- _Given exercise_: Scan the listing below for the word "arbetskraften" and state how many lines hold it. Write nothing but the number.

- _Supplied data_:
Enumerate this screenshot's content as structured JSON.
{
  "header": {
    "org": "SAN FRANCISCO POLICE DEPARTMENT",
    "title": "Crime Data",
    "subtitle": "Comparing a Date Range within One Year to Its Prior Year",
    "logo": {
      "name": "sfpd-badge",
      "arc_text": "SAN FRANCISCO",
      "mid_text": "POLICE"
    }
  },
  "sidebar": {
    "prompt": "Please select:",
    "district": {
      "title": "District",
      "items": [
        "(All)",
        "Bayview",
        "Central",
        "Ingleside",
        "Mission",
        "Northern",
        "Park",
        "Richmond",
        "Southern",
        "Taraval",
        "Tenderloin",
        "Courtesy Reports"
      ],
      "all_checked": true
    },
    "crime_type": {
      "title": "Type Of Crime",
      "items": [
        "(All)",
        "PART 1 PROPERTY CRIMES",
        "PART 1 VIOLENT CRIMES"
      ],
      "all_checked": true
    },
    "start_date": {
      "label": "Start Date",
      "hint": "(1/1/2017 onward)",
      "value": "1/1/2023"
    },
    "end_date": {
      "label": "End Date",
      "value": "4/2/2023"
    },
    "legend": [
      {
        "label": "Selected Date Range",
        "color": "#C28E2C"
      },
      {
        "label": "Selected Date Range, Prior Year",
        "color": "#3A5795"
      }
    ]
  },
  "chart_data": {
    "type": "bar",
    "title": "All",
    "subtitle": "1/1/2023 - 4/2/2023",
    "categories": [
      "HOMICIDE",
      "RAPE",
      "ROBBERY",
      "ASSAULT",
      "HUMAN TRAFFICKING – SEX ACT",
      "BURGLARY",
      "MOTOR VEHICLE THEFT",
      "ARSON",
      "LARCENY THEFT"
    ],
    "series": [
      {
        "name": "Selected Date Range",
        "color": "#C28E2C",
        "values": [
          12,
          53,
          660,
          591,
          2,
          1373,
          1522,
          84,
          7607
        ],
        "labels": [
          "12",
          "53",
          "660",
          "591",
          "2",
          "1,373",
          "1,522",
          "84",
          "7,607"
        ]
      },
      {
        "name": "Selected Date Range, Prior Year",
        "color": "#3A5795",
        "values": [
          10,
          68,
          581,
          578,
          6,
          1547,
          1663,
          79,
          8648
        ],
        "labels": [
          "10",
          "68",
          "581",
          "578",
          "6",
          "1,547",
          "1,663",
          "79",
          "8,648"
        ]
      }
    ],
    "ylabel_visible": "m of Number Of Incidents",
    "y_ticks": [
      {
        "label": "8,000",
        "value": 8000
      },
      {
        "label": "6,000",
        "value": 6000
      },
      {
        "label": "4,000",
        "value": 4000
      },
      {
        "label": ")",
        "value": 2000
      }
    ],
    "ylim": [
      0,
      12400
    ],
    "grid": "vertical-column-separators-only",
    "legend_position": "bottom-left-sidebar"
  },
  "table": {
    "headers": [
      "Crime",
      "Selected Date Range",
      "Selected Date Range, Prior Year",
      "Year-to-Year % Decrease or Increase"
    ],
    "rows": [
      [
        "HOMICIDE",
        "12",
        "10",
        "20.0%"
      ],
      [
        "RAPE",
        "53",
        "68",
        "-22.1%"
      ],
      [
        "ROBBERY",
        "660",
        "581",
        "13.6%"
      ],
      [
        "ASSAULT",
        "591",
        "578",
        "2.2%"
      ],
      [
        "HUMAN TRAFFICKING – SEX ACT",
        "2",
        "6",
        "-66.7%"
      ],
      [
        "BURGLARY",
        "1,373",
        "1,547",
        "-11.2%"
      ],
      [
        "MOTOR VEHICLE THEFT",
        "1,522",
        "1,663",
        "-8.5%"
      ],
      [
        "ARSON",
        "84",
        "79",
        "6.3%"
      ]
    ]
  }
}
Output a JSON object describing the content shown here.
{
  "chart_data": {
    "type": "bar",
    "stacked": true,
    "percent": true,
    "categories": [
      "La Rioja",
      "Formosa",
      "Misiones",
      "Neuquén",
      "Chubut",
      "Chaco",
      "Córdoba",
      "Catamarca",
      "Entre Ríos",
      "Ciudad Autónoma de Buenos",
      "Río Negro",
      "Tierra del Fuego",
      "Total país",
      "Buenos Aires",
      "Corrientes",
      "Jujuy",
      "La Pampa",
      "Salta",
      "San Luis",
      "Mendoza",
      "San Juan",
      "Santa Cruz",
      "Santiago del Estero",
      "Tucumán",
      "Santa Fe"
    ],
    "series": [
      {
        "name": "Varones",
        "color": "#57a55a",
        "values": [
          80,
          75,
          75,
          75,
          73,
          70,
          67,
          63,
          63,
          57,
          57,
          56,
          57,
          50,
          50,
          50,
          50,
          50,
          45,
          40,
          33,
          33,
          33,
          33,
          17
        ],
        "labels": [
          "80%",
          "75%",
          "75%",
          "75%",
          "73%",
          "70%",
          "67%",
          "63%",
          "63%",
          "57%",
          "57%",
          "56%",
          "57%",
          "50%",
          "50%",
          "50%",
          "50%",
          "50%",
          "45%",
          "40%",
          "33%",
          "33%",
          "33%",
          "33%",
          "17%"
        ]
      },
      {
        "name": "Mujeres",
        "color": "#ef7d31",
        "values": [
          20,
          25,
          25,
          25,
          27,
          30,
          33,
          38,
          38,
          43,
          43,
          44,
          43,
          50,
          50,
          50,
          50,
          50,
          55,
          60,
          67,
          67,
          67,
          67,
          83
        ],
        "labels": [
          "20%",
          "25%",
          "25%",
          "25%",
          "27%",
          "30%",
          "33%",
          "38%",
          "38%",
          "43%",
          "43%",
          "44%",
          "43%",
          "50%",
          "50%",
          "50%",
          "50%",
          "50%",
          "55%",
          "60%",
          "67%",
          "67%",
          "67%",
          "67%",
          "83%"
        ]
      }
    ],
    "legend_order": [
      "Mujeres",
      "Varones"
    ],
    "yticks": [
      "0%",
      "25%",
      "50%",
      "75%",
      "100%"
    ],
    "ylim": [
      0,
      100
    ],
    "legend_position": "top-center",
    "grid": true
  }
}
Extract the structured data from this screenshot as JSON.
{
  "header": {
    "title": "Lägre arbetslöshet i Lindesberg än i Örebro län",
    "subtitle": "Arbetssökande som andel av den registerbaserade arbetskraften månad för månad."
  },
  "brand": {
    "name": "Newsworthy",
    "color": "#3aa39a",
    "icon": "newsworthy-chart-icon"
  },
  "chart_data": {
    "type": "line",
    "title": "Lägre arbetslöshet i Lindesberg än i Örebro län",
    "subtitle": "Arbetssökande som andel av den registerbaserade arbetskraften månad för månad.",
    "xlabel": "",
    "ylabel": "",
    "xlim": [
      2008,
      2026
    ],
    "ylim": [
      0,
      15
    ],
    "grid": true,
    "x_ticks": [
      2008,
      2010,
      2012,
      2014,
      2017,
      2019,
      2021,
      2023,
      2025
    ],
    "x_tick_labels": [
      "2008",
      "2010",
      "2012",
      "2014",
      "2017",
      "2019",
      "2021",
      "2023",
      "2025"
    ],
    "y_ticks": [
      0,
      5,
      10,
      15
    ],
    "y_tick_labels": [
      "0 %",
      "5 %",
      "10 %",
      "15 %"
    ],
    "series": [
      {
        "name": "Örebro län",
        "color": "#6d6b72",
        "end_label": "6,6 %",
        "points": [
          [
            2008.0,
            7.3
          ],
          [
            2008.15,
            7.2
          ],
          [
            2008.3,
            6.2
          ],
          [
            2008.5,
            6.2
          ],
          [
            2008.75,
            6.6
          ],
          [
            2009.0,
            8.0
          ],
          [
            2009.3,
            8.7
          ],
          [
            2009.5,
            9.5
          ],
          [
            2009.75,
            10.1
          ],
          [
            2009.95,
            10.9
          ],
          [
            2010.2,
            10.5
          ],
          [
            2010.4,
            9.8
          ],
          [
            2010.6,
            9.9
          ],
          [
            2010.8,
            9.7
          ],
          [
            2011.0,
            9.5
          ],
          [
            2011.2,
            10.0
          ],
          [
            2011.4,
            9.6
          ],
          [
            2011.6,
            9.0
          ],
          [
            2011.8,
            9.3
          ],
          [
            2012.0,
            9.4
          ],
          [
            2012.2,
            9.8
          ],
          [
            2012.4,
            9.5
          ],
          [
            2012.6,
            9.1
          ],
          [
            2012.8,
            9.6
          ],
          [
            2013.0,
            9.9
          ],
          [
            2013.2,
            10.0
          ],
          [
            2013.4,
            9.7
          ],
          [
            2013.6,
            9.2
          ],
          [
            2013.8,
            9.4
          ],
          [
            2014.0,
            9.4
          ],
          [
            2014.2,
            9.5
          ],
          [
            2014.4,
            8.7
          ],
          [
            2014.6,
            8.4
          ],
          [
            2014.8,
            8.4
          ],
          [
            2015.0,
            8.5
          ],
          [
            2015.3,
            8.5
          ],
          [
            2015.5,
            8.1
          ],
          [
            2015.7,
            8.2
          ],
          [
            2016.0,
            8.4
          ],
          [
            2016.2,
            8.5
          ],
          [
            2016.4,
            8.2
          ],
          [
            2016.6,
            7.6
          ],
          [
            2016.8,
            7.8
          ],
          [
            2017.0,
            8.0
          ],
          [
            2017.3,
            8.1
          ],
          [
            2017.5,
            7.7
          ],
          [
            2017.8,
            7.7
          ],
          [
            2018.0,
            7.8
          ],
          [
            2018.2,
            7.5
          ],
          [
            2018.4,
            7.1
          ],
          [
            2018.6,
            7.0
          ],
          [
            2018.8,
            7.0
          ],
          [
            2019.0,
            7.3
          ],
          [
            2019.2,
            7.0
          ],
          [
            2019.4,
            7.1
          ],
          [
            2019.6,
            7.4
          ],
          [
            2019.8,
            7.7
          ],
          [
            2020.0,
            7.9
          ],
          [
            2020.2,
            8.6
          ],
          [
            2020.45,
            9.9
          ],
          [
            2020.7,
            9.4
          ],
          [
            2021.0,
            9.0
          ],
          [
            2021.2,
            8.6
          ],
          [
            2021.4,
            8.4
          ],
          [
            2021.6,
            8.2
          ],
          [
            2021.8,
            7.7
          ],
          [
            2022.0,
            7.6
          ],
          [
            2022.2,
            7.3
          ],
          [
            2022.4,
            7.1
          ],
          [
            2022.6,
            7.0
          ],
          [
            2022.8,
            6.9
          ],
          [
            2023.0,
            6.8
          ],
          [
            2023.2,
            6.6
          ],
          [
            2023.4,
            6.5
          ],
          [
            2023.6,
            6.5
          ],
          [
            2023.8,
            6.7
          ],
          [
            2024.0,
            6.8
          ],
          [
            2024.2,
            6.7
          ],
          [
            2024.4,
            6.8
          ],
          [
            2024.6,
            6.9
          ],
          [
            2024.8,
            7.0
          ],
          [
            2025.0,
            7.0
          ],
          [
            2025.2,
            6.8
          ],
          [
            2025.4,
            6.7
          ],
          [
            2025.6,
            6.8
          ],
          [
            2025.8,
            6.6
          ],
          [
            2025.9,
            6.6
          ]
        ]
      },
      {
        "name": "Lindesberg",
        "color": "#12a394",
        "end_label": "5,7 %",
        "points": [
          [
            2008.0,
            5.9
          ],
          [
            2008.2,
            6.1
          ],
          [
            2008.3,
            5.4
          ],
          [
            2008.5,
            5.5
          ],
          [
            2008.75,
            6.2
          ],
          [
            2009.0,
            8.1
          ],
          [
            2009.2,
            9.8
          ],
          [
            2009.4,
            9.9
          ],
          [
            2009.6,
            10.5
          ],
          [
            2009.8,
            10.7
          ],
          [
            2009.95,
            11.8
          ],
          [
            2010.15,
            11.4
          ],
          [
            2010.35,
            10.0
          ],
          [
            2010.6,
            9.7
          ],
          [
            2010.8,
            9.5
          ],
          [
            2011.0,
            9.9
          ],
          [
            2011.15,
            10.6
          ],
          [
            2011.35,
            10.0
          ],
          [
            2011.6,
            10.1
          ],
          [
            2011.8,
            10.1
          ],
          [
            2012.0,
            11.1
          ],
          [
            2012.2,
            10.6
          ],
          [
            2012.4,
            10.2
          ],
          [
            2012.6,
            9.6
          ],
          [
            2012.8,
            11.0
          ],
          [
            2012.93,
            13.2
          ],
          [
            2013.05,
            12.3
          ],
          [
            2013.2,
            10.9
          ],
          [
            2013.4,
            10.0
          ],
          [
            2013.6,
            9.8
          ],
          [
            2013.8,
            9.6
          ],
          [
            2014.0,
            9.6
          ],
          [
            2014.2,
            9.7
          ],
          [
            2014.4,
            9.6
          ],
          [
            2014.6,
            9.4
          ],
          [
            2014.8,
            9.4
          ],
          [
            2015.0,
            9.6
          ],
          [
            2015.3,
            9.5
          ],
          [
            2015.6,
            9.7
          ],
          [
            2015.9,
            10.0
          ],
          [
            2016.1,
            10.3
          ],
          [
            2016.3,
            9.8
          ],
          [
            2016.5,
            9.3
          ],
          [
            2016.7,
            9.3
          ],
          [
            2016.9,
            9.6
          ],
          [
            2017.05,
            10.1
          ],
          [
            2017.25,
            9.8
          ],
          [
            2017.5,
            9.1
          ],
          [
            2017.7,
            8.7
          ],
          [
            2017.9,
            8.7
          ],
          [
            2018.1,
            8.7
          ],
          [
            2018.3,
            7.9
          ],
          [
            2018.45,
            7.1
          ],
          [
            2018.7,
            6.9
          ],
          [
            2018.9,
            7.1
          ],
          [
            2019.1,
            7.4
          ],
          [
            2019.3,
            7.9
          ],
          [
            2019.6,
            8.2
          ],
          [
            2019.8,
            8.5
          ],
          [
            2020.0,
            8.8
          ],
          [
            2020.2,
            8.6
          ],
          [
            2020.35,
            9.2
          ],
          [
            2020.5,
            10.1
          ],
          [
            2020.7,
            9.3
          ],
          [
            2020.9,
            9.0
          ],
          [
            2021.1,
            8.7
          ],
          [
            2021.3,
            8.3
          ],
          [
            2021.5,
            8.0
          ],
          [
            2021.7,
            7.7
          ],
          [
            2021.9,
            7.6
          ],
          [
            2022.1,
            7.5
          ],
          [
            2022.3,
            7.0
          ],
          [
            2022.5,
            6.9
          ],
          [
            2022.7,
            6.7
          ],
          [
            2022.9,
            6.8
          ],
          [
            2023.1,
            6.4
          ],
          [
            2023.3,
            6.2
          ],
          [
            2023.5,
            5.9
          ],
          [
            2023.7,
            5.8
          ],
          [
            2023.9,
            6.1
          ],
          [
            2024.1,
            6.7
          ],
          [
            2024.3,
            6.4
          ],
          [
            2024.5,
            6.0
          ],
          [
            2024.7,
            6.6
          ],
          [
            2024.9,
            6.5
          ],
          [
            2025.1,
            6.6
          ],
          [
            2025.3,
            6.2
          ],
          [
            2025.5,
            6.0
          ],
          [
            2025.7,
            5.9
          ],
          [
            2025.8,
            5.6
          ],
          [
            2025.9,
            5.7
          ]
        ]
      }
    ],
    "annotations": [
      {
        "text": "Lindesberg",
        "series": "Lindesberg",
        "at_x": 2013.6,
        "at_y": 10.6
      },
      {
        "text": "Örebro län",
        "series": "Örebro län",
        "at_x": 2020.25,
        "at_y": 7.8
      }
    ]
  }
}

- _Result of this exercise_: 2